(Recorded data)
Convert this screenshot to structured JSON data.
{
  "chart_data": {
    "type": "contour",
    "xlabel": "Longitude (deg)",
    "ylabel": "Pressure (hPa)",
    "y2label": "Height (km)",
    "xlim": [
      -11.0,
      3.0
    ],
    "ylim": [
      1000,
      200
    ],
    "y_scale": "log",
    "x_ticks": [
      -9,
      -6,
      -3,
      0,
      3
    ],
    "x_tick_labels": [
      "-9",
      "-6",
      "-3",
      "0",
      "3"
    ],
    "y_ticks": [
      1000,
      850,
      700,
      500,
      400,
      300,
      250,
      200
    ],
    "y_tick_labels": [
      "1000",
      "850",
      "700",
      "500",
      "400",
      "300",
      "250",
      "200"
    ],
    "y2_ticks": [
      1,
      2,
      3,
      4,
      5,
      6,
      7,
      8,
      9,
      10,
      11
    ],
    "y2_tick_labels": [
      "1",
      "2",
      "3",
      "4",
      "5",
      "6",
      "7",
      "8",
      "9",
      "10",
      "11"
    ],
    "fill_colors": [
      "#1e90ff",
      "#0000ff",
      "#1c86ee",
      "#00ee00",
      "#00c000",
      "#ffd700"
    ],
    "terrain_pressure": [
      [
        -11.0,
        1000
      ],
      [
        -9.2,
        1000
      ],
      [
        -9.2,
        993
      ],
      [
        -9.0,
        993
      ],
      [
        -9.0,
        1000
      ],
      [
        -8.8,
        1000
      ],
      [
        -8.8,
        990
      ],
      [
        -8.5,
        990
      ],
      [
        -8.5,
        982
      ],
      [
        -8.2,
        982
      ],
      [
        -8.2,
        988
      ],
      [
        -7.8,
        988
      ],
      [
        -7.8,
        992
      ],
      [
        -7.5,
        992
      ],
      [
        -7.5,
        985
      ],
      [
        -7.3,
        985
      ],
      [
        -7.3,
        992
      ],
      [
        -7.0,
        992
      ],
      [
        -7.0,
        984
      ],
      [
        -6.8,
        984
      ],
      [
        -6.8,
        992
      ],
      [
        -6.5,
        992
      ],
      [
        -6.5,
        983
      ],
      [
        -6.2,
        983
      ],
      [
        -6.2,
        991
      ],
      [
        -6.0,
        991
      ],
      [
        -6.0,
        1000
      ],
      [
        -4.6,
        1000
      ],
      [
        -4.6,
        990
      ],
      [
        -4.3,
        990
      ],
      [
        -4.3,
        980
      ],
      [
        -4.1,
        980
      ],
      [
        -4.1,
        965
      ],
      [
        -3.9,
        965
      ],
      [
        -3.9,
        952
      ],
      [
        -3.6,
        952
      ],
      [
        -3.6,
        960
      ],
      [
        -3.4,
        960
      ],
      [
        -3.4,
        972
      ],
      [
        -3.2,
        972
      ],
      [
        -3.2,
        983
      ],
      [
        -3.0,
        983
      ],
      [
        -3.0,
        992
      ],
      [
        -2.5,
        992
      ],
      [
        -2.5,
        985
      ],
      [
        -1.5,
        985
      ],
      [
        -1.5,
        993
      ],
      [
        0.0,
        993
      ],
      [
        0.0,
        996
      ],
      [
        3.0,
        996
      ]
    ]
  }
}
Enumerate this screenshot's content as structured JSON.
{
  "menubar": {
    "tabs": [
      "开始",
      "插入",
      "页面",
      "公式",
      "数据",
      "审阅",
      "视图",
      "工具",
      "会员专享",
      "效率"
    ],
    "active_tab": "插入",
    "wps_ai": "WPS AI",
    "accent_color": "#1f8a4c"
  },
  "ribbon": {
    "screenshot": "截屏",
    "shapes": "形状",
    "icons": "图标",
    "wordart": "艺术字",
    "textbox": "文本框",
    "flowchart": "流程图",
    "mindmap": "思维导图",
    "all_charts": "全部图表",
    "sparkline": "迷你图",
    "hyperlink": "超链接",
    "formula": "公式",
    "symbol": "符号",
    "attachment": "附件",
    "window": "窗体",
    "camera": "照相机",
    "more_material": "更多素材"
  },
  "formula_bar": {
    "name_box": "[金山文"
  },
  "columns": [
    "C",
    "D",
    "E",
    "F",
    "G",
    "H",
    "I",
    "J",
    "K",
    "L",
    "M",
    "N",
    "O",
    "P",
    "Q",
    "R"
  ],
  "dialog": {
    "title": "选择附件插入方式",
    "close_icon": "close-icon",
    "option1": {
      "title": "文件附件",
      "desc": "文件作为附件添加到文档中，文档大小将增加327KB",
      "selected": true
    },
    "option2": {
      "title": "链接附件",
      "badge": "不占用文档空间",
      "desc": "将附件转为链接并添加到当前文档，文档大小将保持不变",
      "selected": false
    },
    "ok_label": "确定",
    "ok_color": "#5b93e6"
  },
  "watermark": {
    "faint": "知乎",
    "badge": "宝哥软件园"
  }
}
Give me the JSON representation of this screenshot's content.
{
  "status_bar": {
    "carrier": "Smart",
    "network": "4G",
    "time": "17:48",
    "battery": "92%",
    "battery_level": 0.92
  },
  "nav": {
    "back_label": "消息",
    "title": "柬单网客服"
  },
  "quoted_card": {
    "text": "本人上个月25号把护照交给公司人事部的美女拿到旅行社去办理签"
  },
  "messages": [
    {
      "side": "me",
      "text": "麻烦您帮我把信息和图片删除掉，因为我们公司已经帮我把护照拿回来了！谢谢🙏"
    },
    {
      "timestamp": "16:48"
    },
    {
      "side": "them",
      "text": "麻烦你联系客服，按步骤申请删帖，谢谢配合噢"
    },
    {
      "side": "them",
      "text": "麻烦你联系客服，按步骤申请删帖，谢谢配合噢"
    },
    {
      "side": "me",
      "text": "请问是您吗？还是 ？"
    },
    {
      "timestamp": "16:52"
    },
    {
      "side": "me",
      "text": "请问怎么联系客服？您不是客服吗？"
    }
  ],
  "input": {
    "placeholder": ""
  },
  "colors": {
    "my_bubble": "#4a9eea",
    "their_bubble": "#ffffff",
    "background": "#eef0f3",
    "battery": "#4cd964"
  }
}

SHORT TASK:
Track down all lines above with the string "JSON" and copy them.

TASK RESULT:
Convert this screenshot to structured JSON data.
Enumerate this screenshot's content as structured JSON.
Give me the JSON representation of this screenshot's content.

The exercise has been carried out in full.